'''
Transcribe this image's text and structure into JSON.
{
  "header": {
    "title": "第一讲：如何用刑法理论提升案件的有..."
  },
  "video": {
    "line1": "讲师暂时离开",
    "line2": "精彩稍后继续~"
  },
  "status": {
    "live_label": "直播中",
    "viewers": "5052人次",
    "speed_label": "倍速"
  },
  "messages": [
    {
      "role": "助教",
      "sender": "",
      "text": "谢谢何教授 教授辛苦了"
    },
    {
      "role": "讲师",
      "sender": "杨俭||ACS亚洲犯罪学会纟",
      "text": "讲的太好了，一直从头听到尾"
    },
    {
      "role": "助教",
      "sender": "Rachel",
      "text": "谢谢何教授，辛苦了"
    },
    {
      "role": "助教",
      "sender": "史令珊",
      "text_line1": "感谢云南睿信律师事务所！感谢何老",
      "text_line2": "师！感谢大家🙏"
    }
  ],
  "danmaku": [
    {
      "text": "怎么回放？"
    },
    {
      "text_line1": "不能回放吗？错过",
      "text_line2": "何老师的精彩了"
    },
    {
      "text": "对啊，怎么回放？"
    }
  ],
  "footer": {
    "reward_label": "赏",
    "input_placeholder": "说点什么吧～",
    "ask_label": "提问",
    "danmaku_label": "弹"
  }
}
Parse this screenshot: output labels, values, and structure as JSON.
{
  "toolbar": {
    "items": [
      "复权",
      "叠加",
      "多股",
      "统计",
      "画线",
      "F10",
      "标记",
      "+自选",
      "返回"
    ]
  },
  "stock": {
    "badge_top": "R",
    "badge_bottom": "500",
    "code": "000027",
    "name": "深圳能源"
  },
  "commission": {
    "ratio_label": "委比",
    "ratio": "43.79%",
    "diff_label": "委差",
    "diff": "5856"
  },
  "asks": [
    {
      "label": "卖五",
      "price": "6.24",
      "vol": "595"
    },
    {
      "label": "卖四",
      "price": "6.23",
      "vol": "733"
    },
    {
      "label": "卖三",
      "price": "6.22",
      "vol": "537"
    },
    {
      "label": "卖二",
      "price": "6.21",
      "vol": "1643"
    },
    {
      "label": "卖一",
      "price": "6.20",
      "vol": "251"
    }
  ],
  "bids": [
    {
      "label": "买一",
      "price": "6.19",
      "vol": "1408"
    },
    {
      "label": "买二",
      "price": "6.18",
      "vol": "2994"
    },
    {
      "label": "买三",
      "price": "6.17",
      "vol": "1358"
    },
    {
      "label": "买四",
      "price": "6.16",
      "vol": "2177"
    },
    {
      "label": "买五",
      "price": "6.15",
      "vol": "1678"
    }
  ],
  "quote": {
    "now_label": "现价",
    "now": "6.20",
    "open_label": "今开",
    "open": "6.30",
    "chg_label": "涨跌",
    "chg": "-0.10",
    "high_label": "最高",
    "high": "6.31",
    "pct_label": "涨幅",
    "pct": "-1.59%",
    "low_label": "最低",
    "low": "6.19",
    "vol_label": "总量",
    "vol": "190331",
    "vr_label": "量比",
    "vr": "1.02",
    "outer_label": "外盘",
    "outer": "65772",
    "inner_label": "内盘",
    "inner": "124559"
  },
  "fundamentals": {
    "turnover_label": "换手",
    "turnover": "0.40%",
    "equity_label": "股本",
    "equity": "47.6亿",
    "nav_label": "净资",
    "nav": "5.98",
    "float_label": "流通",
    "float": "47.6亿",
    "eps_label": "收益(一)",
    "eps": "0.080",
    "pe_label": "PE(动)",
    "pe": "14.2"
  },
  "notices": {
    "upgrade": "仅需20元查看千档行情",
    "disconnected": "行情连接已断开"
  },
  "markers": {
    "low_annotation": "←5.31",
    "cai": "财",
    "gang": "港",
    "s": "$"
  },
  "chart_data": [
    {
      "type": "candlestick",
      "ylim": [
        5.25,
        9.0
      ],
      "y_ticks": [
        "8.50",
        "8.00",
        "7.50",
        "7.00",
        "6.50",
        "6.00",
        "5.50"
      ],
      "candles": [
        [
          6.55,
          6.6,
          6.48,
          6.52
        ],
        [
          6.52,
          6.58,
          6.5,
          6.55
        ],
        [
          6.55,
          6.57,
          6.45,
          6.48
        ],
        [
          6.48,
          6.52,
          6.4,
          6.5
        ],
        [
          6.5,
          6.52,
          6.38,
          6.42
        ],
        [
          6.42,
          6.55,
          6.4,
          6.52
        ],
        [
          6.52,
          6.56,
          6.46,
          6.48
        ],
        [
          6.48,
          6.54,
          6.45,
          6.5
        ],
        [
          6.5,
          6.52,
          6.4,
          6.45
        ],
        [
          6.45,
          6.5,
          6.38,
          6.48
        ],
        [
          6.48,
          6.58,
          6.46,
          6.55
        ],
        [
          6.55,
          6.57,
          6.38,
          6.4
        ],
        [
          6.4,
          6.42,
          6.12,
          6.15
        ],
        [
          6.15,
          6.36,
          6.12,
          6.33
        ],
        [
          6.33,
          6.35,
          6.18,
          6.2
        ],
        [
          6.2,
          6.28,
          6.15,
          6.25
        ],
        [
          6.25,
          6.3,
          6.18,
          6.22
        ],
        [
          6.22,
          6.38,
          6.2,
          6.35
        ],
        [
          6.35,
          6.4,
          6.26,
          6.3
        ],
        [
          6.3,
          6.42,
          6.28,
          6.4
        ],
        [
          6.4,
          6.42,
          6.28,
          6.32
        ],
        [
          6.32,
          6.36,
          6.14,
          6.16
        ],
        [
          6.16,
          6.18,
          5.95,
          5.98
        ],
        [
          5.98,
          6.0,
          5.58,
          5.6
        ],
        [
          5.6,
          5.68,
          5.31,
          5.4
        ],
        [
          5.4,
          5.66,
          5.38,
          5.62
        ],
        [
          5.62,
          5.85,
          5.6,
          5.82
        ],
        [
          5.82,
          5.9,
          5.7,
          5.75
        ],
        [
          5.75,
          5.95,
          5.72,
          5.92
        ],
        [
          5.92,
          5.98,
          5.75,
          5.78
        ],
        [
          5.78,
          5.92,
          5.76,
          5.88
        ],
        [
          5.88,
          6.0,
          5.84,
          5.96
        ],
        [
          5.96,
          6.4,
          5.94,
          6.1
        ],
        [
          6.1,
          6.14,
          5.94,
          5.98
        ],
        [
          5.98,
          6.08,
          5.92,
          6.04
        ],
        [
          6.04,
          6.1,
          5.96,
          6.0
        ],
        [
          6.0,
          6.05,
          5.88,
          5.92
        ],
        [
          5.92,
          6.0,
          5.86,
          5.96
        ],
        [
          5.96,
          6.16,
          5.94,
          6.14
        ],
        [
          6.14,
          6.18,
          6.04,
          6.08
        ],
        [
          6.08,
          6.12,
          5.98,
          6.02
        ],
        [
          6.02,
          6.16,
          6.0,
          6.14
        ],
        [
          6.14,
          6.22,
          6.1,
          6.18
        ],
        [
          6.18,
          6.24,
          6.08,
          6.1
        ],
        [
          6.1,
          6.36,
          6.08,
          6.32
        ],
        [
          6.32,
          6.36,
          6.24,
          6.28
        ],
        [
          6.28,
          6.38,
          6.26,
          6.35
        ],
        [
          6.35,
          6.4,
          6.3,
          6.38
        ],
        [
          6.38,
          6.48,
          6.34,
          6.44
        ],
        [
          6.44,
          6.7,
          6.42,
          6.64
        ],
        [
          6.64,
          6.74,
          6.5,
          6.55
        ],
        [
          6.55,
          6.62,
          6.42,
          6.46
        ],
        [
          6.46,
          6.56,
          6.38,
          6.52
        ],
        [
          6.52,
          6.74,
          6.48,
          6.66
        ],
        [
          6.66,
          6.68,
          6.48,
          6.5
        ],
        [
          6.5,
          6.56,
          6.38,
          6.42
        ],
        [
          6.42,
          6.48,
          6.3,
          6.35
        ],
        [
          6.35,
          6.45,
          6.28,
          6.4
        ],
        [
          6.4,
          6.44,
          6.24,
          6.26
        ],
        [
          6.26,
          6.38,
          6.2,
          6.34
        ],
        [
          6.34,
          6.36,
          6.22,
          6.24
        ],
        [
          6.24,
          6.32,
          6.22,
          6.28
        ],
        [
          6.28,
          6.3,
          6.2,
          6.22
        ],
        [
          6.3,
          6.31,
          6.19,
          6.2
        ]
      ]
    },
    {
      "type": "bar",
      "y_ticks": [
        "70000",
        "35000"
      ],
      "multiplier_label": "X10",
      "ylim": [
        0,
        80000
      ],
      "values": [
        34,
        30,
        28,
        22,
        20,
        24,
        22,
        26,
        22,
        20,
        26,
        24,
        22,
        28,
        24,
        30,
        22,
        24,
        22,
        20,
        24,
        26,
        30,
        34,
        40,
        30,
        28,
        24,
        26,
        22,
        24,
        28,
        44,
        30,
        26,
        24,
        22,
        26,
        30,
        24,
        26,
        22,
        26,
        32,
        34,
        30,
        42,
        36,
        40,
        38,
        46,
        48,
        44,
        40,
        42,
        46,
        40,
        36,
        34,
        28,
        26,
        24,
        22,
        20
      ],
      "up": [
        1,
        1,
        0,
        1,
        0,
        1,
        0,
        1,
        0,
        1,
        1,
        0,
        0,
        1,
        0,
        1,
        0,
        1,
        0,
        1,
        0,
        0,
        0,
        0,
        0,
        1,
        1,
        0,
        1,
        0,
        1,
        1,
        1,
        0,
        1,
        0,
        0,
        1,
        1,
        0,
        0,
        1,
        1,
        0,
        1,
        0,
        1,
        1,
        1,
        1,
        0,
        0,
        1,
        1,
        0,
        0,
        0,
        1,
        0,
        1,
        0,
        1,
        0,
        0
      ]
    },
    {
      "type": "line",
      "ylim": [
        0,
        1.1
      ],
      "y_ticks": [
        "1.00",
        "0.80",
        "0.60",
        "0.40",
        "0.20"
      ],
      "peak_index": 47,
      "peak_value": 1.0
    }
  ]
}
'''
Aim of the task -
Go through the records and show every line with the string "sender" in it.

Response to the exercise -
      "sender": "",
      "sender": "杨俭||ACS亚洲犯罪学会纟",
      "sender": "Rachel",
      "sender": "史令珊",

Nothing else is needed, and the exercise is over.